WRITTEN TASK: Return each line containing the string "title".

--- Start RECORDS SHOWN ---

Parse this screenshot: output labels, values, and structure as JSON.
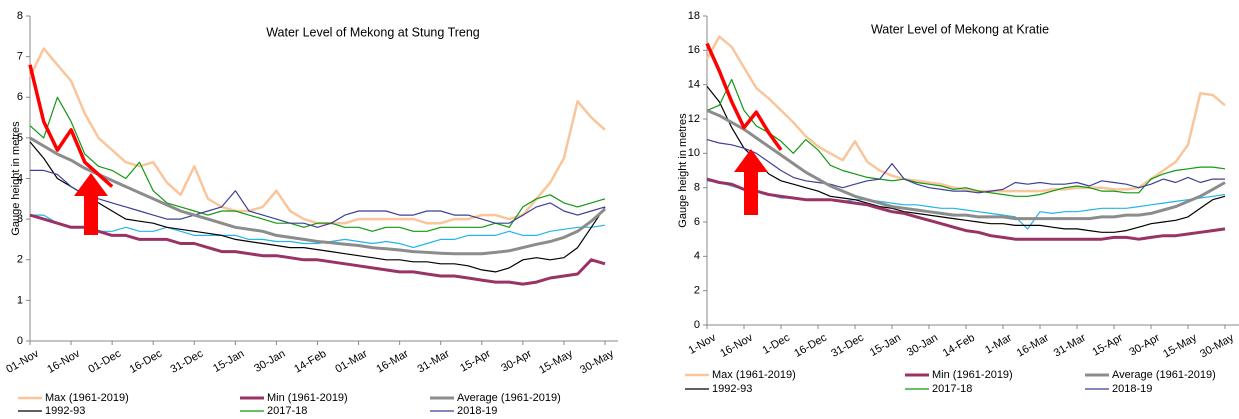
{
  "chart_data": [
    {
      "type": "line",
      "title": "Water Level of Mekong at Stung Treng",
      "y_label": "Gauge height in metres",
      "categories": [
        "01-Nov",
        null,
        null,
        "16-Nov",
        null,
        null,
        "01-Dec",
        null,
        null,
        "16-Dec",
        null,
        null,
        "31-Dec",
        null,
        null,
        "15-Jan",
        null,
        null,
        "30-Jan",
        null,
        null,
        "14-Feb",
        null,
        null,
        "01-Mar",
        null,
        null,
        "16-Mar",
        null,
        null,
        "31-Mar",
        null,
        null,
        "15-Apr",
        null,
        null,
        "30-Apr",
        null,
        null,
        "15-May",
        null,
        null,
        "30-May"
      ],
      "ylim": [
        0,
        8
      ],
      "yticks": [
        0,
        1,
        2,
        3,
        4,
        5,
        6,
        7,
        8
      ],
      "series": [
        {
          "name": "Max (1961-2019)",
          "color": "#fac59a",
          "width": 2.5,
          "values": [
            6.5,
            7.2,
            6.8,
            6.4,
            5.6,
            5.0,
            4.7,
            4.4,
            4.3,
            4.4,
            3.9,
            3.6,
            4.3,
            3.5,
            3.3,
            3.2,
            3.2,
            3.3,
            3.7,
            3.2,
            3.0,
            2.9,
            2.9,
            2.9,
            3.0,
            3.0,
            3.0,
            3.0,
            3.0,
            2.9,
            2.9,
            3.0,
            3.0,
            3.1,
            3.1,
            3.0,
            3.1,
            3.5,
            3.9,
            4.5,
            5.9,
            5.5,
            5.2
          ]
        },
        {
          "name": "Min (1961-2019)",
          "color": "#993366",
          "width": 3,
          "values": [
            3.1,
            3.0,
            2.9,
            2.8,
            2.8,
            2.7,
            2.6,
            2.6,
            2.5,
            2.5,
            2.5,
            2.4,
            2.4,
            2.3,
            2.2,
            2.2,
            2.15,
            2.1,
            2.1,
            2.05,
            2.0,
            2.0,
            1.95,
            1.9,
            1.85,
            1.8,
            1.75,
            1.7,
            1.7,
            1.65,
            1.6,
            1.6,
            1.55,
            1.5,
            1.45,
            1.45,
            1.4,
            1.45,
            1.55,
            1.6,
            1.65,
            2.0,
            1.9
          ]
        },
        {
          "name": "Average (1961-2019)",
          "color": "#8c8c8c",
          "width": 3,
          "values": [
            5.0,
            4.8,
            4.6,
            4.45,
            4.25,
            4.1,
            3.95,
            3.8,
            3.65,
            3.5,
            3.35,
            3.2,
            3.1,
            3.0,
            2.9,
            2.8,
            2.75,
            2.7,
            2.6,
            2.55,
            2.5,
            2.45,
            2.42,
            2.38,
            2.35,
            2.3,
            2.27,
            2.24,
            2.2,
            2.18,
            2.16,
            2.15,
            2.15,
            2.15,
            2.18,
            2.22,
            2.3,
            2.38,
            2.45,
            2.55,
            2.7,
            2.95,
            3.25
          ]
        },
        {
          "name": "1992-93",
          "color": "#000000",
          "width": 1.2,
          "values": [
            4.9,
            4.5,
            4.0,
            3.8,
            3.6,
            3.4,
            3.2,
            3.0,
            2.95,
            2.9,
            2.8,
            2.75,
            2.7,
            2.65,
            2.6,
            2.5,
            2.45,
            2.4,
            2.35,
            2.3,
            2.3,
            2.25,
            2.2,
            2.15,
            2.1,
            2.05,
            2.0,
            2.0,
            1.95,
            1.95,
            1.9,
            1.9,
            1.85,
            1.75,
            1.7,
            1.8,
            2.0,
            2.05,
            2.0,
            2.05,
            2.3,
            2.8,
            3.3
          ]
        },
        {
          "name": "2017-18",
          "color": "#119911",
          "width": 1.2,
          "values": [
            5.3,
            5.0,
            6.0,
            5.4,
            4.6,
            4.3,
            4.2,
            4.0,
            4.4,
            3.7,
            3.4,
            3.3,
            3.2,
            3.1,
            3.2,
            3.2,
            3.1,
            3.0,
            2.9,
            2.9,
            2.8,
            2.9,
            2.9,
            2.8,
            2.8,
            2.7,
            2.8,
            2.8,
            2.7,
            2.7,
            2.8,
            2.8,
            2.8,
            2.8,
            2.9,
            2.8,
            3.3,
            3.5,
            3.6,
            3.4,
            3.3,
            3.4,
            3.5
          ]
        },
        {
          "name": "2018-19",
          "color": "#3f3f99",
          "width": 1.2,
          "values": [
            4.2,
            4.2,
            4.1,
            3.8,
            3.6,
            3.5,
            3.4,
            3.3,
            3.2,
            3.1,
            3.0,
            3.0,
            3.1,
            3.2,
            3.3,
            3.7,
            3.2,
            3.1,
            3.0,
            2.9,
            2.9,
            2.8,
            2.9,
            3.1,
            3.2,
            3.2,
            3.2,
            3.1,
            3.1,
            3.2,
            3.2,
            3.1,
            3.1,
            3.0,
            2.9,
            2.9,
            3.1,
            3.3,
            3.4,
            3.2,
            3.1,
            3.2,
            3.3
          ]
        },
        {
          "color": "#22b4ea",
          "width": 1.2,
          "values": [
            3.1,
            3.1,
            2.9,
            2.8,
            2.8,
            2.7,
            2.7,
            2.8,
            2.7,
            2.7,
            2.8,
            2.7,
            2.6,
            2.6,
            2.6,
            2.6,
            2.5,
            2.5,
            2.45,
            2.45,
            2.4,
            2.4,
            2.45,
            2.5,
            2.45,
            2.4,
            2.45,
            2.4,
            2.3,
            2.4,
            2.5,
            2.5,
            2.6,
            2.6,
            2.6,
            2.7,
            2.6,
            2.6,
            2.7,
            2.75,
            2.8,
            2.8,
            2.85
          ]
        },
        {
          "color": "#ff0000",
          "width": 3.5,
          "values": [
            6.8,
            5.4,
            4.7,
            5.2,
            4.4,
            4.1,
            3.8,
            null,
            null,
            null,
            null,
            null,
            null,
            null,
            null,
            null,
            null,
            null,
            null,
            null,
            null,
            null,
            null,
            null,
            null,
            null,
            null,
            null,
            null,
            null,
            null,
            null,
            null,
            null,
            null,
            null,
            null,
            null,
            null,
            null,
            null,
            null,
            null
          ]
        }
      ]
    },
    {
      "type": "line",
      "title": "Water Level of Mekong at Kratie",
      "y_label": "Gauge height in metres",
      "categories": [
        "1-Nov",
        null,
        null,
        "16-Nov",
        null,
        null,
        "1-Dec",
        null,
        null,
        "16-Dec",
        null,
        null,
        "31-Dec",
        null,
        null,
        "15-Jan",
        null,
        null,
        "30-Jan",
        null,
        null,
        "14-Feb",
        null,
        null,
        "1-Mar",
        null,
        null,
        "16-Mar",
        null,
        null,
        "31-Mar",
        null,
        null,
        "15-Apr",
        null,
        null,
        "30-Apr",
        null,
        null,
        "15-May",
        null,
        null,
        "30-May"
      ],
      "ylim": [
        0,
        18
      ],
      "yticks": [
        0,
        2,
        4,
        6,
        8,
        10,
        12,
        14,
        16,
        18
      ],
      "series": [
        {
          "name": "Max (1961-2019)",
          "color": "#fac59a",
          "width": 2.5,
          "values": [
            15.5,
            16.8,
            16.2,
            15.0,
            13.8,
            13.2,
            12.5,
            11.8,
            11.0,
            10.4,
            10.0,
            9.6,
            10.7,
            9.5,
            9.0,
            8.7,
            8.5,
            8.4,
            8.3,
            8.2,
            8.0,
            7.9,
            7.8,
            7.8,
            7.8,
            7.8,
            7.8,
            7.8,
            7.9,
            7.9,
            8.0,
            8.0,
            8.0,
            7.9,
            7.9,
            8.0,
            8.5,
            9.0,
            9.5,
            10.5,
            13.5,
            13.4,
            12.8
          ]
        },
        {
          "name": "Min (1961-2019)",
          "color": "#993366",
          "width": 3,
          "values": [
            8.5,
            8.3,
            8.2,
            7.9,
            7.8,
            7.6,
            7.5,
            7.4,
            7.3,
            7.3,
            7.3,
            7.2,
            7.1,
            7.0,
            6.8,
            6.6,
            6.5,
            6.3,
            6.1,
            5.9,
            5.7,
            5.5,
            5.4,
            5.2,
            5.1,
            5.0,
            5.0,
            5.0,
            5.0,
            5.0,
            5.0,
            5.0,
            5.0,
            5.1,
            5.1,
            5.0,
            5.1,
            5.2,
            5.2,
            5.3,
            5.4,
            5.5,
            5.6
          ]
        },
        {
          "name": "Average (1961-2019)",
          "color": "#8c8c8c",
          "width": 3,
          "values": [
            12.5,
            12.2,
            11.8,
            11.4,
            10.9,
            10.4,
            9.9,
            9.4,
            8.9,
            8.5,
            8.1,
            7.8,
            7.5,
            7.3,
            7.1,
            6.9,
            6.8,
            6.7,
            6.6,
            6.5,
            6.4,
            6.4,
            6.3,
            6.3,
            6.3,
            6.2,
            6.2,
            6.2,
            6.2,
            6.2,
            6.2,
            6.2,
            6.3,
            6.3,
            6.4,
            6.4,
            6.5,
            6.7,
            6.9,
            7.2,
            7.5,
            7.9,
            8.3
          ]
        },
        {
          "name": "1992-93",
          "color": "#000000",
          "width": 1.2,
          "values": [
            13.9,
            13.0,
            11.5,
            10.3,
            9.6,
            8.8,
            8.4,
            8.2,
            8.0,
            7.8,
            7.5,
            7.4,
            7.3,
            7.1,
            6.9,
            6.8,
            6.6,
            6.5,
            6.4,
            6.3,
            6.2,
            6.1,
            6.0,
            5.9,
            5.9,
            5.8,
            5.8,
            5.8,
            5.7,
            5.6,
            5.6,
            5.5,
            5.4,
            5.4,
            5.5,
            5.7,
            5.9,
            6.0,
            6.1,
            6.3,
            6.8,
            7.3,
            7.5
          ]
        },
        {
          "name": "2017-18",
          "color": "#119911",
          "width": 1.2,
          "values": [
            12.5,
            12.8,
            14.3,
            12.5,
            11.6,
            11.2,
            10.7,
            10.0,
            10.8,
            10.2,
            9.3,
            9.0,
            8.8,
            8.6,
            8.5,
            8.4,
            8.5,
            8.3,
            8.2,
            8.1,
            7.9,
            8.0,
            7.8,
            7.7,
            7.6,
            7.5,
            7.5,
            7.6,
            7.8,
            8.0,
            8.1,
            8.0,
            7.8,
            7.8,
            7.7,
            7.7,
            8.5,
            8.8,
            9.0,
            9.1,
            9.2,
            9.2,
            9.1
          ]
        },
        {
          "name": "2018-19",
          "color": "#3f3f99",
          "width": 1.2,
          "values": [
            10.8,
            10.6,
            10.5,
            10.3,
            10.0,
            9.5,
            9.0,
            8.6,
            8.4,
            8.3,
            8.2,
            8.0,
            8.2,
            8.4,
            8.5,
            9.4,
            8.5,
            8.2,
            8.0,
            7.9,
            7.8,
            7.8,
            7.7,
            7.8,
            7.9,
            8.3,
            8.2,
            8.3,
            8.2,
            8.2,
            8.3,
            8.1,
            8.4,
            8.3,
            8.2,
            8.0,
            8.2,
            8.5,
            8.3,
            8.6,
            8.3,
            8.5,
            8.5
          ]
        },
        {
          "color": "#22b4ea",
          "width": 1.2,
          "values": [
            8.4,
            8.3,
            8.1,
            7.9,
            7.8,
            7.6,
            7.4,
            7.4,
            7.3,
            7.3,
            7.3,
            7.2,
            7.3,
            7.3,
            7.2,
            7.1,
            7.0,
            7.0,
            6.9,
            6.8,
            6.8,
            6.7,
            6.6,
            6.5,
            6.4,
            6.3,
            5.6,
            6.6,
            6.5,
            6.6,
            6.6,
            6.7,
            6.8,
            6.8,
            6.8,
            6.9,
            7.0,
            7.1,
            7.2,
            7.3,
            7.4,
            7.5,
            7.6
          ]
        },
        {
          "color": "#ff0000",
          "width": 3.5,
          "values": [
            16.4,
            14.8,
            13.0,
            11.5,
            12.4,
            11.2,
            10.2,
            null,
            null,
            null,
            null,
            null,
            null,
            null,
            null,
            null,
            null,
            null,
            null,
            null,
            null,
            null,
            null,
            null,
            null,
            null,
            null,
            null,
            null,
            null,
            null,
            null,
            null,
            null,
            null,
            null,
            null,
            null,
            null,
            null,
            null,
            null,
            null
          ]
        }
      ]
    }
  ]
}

--- End RECORDS SHOWN ---

RESULT FOR THIS TASK:
      "title": "Water Level of Mekong at Stung Treng",
      "title": "Water Level of Mekong at Kratie",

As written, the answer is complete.